Report each line of the data that includes the word "Defendant".

──────────

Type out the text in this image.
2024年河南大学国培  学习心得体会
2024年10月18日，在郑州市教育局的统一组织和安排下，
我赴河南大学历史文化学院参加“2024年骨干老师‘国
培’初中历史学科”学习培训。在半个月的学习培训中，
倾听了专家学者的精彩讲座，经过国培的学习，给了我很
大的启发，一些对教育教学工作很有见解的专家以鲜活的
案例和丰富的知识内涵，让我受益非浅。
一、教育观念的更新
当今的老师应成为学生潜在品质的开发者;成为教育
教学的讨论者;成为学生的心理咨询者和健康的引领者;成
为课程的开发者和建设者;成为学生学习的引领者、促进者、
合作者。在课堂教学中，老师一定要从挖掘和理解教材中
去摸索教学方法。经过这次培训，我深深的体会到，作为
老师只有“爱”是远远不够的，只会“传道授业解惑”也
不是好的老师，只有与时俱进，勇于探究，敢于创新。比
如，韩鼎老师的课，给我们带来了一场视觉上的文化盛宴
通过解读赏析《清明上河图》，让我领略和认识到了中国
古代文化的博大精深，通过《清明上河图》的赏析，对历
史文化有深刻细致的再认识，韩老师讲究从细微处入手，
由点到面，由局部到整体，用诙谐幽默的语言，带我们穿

──────────

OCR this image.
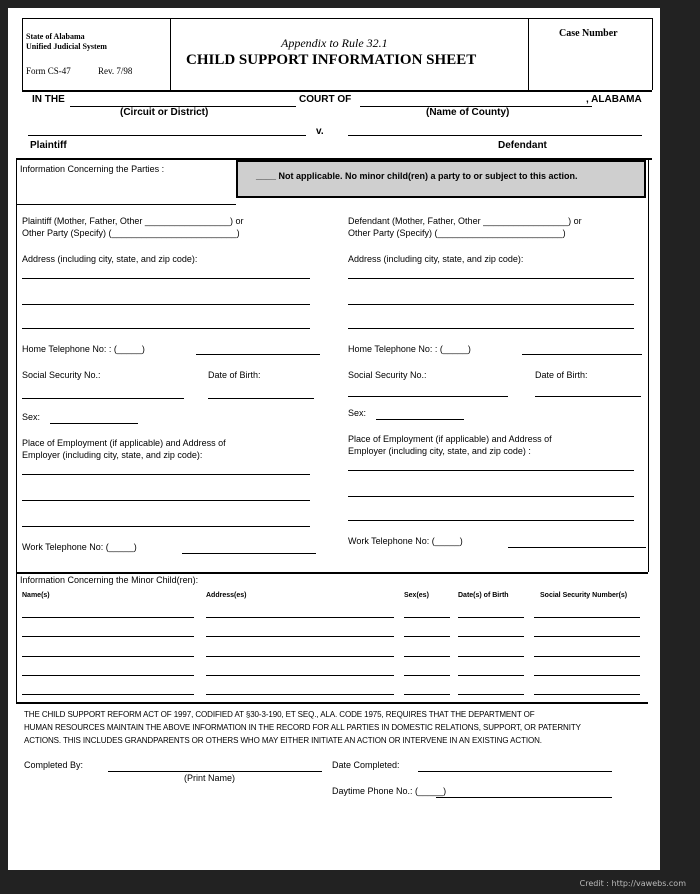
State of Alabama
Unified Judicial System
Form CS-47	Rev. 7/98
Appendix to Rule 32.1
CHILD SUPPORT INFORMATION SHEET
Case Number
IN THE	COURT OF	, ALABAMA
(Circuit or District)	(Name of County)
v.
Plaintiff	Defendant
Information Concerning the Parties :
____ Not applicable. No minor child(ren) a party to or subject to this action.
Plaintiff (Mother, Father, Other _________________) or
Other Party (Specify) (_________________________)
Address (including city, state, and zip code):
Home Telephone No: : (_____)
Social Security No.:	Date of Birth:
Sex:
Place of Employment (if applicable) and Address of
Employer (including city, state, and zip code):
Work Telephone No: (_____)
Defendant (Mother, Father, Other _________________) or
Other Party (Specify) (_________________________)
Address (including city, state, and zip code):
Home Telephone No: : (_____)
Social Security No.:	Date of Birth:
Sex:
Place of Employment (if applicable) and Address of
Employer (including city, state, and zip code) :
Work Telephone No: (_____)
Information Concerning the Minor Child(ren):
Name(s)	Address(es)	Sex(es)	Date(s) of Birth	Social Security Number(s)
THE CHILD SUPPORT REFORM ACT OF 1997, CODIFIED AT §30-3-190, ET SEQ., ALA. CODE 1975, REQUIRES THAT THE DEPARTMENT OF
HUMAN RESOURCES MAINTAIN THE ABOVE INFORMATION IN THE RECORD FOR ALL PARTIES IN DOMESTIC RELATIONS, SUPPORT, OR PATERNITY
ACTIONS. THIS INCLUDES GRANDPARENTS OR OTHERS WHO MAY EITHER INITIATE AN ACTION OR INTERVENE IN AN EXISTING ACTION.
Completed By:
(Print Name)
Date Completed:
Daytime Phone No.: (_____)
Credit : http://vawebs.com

──────────

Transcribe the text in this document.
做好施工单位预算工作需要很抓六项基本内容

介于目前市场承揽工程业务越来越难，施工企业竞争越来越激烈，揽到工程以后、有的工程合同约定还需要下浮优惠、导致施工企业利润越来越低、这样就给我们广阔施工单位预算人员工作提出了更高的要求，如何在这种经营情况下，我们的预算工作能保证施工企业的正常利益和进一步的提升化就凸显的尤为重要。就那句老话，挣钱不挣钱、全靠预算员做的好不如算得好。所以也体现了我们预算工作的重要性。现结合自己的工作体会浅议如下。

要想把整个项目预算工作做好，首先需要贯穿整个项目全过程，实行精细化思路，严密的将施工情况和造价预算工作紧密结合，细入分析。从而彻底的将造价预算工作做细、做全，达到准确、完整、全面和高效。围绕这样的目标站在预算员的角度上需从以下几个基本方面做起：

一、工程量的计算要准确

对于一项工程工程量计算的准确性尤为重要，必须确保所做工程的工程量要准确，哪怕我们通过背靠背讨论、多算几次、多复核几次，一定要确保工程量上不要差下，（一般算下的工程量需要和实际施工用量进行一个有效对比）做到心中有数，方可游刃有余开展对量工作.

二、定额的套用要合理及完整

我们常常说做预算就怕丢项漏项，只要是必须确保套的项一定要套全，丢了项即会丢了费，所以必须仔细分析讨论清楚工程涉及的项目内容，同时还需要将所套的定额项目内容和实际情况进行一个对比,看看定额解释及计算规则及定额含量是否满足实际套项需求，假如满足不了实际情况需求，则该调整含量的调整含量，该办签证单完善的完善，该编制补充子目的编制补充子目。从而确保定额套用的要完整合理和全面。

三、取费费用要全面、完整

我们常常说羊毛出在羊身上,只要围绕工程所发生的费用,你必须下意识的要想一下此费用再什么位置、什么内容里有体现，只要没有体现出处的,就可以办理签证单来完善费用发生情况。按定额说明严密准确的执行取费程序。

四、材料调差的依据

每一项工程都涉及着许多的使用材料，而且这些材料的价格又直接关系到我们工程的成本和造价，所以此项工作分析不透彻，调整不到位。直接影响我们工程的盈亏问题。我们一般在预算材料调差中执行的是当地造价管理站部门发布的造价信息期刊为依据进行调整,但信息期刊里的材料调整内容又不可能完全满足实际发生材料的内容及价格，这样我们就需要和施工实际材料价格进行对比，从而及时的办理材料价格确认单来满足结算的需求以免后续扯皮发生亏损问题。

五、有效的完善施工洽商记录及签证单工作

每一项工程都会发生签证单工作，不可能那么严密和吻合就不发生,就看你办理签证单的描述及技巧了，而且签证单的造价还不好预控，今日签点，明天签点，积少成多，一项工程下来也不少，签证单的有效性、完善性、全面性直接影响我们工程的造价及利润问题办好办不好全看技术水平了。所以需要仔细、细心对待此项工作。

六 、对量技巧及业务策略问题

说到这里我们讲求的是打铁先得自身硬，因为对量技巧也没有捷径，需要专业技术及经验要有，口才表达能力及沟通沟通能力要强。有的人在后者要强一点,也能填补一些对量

──────────

— OUTPUT BELOW —
Plaintiff	Defendant
Defendant (Mother, Father, Other _________________) or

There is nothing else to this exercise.